• **WHAT IS EXPECTED**: Write out each entry, exactly the way it appears.

(Collection entries)
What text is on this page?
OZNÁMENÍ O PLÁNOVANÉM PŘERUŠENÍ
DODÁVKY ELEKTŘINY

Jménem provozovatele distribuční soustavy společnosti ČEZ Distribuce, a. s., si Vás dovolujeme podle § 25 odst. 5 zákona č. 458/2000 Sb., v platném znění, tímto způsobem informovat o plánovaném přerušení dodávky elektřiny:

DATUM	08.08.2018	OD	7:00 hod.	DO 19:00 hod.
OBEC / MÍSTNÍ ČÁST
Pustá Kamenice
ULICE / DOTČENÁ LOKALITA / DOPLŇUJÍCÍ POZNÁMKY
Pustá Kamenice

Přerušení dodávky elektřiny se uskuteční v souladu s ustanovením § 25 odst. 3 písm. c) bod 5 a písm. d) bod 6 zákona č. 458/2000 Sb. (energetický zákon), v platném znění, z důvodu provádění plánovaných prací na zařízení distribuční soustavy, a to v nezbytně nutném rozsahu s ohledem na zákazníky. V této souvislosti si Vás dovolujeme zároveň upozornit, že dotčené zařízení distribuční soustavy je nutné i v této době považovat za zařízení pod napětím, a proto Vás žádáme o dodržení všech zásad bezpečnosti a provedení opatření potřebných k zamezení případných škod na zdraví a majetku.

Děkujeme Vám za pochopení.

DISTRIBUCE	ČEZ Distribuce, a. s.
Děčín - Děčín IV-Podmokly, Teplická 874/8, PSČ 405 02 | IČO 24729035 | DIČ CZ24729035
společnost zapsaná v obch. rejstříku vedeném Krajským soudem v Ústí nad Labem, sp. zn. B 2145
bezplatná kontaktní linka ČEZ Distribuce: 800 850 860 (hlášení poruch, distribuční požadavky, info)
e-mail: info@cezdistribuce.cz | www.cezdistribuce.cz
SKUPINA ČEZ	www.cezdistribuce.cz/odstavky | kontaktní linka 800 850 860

• **EXPECTED OUTPUT**:
What text is on this page?
OZNÁMENÍ O PLÁNOVANÉM PŘERUŠENÍ
DODÁVKY ELEKTŘINY

Jménem provozovatele distribuční soustavy společnosti ČEZ Distribuce, a. s., si Vás dovolujeme podle § 25 odst. 5 zákona č. 458/2000 Sb., v platném znění, tímto způsobem informovat o plánovaném přerušení dodávky elektřiny:

DATUM	08.08.2018	OD	7:00 hod.	DO 19:00 hod.
OBEC / MÍSTNÍ ČÁST
Pustá Kamenice
ULICE / DOTČENÁ LOKALITA / DOPLŇUJÍCÍ POZNÁMKY
Pustá Kamenice

Přerušení dodávky elektřiny se uskuteční v souladu s ustanovením § 25 odst. 3 písm. c) bod 5 a písm. d) bod 6 zákona č. 458/2000 Sb. (energetický zákon), v platném znění, z důvodu provádění plánovaných prací na zařízení distribuční soustavy, a to v nezbytně nutném rozsahu s ohledem na zákazníky. V této souvislosti si Vás dovolujeme zároveň upozornit, že dotčené zařízení distribuční soustavy je nutné i v této době považovat za zařízení pod napětím, a proto Vás žádáme o dodržení všech zásad bezpečnosti a provedení opatření potřebných k zamezení případných škod na zdraví a majetku.

Děkujeme Vám za pochopení.

DISTRIBUCE	ČEZ Distribuce, a. s.
Děčín - Děčín IV-Podmokly, Teplická 874/8, PSČ 405 02 | IČO 24729035 | DIČ CZ24729035
společnost zapsaná v obch. rejstříku vedeném Krajským soudem v Ústí nad Labem, sp. zn. B 2145
bezplatná kontaktní linka ČEZ Distribuce: 800 850 860 (hlášení poruch, distribuční požadavky, info)
e-mail: info@cezdistribuce.cz | www.cezdistribuce.cz
SKUPINA ČEZ	www.cezdistribuce.cz/odstavky | kontaktní linka 800 850 860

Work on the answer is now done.